Data records:
• • • • • • •

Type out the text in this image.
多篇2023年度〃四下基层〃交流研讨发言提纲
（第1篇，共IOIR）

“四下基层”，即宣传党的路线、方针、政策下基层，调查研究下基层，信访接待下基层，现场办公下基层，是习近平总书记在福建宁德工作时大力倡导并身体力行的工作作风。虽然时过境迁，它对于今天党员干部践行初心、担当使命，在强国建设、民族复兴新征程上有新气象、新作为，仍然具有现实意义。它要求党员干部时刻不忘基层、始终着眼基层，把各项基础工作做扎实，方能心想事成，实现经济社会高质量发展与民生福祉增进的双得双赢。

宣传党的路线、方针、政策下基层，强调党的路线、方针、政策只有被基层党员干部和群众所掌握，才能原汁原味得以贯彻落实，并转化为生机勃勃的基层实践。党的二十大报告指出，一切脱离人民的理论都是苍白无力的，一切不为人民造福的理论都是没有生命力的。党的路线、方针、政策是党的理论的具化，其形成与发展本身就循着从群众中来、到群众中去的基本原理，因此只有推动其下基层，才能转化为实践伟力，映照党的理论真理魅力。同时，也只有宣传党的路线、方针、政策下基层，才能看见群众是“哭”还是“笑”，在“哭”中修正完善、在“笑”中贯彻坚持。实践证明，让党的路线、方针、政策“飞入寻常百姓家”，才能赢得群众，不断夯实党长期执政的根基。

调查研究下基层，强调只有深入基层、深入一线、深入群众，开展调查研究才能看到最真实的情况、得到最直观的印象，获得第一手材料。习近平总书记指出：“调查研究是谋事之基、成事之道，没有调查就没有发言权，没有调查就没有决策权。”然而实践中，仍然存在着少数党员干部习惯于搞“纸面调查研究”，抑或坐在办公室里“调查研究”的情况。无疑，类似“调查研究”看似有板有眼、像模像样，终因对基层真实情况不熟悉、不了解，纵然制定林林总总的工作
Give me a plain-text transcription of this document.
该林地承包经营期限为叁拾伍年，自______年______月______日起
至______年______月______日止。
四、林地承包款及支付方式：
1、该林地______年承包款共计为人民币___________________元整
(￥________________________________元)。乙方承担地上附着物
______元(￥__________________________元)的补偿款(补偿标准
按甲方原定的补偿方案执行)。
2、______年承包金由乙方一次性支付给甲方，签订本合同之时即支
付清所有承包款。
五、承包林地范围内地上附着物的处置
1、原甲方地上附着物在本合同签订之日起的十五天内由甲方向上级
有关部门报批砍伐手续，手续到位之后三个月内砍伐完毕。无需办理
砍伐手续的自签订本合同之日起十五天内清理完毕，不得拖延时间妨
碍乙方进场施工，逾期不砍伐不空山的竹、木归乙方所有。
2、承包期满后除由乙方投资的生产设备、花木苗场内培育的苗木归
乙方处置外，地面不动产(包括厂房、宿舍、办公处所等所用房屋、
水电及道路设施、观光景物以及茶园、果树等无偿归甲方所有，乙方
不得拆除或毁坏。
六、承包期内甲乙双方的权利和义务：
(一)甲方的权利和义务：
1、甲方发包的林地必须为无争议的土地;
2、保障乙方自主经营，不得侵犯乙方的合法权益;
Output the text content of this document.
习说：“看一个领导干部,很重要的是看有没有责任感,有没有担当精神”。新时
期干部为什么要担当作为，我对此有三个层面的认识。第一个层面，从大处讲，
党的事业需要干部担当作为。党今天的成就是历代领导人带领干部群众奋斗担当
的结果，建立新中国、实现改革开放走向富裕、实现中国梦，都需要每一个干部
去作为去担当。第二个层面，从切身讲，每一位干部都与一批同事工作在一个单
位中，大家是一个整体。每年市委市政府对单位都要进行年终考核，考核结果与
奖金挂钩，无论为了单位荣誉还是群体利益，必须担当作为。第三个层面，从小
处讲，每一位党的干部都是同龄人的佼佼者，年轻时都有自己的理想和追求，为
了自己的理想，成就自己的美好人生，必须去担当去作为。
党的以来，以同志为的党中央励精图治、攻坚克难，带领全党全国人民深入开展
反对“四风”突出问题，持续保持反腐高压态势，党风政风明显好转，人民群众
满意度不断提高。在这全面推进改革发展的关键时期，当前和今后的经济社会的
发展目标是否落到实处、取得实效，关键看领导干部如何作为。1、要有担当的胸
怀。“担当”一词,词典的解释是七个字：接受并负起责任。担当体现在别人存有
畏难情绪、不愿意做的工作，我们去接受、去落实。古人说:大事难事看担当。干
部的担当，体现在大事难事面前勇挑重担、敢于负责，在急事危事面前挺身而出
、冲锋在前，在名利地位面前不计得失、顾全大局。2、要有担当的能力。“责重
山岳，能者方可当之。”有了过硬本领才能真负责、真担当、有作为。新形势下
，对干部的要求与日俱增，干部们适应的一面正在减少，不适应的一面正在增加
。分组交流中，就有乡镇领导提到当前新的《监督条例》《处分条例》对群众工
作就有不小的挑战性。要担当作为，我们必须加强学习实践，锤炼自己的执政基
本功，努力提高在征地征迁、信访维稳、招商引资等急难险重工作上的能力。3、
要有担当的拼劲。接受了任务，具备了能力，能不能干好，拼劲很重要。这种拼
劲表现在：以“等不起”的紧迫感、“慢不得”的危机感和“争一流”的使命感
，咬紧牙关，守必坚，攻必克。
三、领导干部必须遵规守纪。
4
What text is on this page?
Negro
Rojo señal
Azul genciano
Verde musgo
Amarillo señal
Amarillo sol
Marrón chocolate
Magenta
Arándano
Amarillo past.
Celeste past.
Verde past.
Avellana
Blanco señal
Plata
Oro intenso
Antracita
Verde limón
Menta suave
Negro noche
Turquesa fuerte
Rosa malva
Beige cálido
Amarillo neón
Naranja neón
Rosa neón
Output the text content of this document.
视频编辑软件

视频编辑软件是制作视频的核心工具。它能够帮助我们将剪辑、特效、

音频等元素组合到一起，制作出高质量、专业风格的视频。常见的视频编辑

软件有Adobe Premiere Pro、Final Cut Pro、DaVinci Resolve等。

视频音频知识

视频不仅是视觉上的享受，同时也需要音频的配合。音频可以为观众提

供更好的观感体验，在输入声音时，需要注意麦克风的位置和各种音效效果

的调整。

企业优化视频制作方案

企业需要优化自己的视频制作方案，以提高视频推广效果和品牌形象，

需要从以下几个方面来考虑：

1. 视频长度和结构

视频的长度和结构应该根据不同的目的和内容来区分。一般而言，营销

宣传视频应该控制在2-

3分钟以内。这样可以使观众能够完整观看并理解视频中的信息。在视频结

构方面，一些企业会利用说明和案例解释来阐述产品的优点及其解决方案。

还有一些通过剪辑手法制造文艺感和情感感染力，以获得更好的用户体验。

• • • • • • •

THE TASK: Write every record out again, unaltered.

FINAL RESULT:
Type out the text in this image.
多篇2023年度〃四下基层〃交流研讨发言提纲
（第1篇，共IOIR）

“四下基层”，即宣传党的路线、方针、政策下基层，调查研究下基层，信访接待下基层，现场办公下基层，是习近平总书记在福建宁德工作时大力倡导并身体力行的工作作风。虽然时过境迁，它对于今天党员干部践行初心、担当使命，在强国建设、民族复兴新征程上有新气象、新作为，仍然具有现实意义。它要求党员干部时刻不忘基层、始终着眼基层，把各项基础工作做扎实，方能心想事成，实现经济社会高质量发展与民生福祉增进的双得双赢。

宣传党的路线、方针、政策下基层，强调党的路线、方针、政策只有被基层党员干部和群众所掌握，才能原汁原味得以贯彻落实，并转化为生机勃勃的基层实践。党的二十大报告指出，一切脱离人民的理论都是苍白无力的，一切不为人民造福的理论都是没有生命力的。党的路线、方针、政策是党的理论的具化，其形成与发展本身就循着从群众中来、到群众中去的基本原理，因此只有推动其下基层，才能转化为实践伟力，映照党的理论真理魅力。同时，也只有宣传党的路线、方针、政策下基层，才能看见群众是“哭”还是“笑”，在“哭”中修正完善、在“笑”中贯彻坚持。实践证明，让党的路线、方针、政策“飞入寻常百姓家”，才能赢得群众，不断夯实党长期执政的根基。

调查研究下基层，强调只有深入基层、深入一线、深入群众，开展调查研究才能看到最真实的情况、得到最直观的印象，获得第一手材料。习近平总书记指出：“调查研究是谋事之基、成事之道，没有调查就没有发言权，没有调查就没有决策权。”然而实践中，仍然存在着少数党员干部习惯于搞“纸面调查研究”，抑或坐在办公室里“调查研究”的情况。无疑，类似“调查研究”看似有板有眼、像模像样，终因对基层真实情况不熟悉、不了解，纵然制定林林总总的工作
Give me a plain-text transcription of this document.
该林地承包经营期限为叁拾伍年，自______年______月______日起
至______年______月______日止。
四、林地承包款及支付方式：
1、该林地______年承包款共计为人民币___________________元整
(￥________________________________元)。乙方承担地上附着物
______元(￥__________________________元)的补偿款(补偿标准
按甲方原定的补偿方案执行)。
2、______年承包金由乙方一次性支付给甲方，签订本合同之时即支
付清所有承包款。
五、承包林地范围内地上附着物的处置
1、原甲方地上附着物在本合同签订之日起的十五天内由甲方向上级
有关部门报批砍伐手续，手续到位之后三个月内砍伐完毕。无需办理
砍伐手续的自签订本合同之日起十五天内清理完毕，不得拖延时间妨
碍乙方进场施工，逾期不砍伐不空山的竹、木归乙方所有。
2、承包期满后除由乙方投资的生产设备、花木苗场内培育的苗木归
乙方处置外，地面不动产(包括厂房、宿舍、办公处所等所用房屋、
水电及道路设施、观光景物以及茶园、果树等无偿归甲方所有，乙方
不得拆除或毁坏。
六、承包期内甲乙双方的权利和义务：
(一)甲方的权利和义务：
1、甲方发包的林地必须为无争议的土地;
2、保障乙方自主经营，不得侵犯乙方的合法权益;
Output the text content of this document.
习说：“看一个领导干部,很重要的是看有没有责任感,有没有担当精神”。新时
期干部为什么要担当作为，我对此有三个层面的认识。第一个层面，从大处讲，
党的事业需要干部担当作为。党今天的成就是历代领导人带领干部群众奋斗担当
的结果，建立新中国、实现改革开放走向富裕、实现中国梦，都需要每一个干部
去作为去担当。第二个层面，从切身讲，每一位干部都与一批同事工作在一个单
位中，大家是一个整体。每年市委市政府对单位都要进行年终考核，考核结果与
奖金挂钩，无论为了单位荣誉还是群体利益，必须担当作为。第三个层面，从小
处讲，每一位党的干部都是同龄人的佼佼者，年轻时都有自己的理想和追求，为
了自己的理想，成就自己的美好人生，必须去担当去作为。
党的以来，以同志为的党中央励精图治、攻坚克难，带领全党全国人民深入开展
反对“四风”突出问题，持续保持反腐高压态势，党风政风明显好转，人民群众
满意度不断提高。在这全面推进改革发展的关键时期，当前和今后的经济社会的
发展目标是否落到实处、取得实效，关键看领导干部如何作为。1、要有担当的胸
怀。“担当”一词,词典的解释是七个字：接受并负起责任。担当体现在别人存有
畏难情绪、不愿意做的工作，我们去接受、去落实。古人说:大事难事看担当。干
部的担当，体现在大事难事面前勇挑重担、敢于负责，在急事危事面前挺身而出
、冲锋在前，在名利地位面前不计得失、顾全大局。2、要有担当的能力。“责重
山岳，能者方可当之。”有了过硬本领才能真负责、真担当、有作为。新形势下
，对干部的要求与日俱增，干部们适应的一面正在减少，不适应的一面正在增加
。分组交流中，就有乡镇领导提到当前新的《监督条例》《处分条例》对群众工
作就有不小的挑战性。要担当作为，我们必须加强学习实践，锤炼自己的执政基
本功，努力提高在征地征迁、信访维稳、招商引资等急难险重工作上的能力。3、
要有担当的拼劲。接受了任务，具备了能力，能不能干好，拼劲很重要。这种拼
劲表现在：以“等不起”的紧迫感、“慢不得”的危机感和“争一流”的使命感
，咬紧牙关，守必坚，攻必克。
三、领导干部必须遵规守纪。
4
What text is on this page?
Negro
Rojo señal
Azul genciano
Verde musgo
Amarillo señal
Amarillo sol
Marrón chocolate
Magenta
Arándano
Amarillo past.
Celeste past.
Verde past.
Avellana
Blanco señal
Plata
Oro intenso
Antracita
Verde limón
Menta suave
Negro noche
Turquesa fuerte
Rosa malva
Beige cálido
Amarillo neón
Naranja neón
Rosa neón
Output the text content of this document.
视频编辑软件

视频编辑软件是制作视频的核心工具。它能够帮助我们将剪辑、特效、

音频等元素组合到一起，制作出高质量、专业风格的视频。常见的视频编辑

软件有Adobe Premiere Pro、Final Cut Pro、DaVinci Resolve等。

视频音频知识

视频不仅是视觉上的享受，同时也需要音频的配合。音频可以为观众提

供更好的观感体验，在输入声音时，需要注意麦克风的位置和各种音效效果

的调整。

企业优化视频制作方案

企业需要优化自己的视频制作方案，以提高视频推广效果和品牌形象，

需要从以下几个方面来考虑：

1. 视频长度和结构

视频的长度和结构应该根据不同的目的和内容来区分。一般而言，营销

宣传视频应该控制在2-

3分钟以内。这样可以使观众能够完整观看并理解视频中的信息。在视频结

构方面，一些企业会利用说明和案例解释来阐述产品的优点及其解决方案。

还有一些通过剪辑手法制造文艺感和情感感染力，以获得更好的用户体验。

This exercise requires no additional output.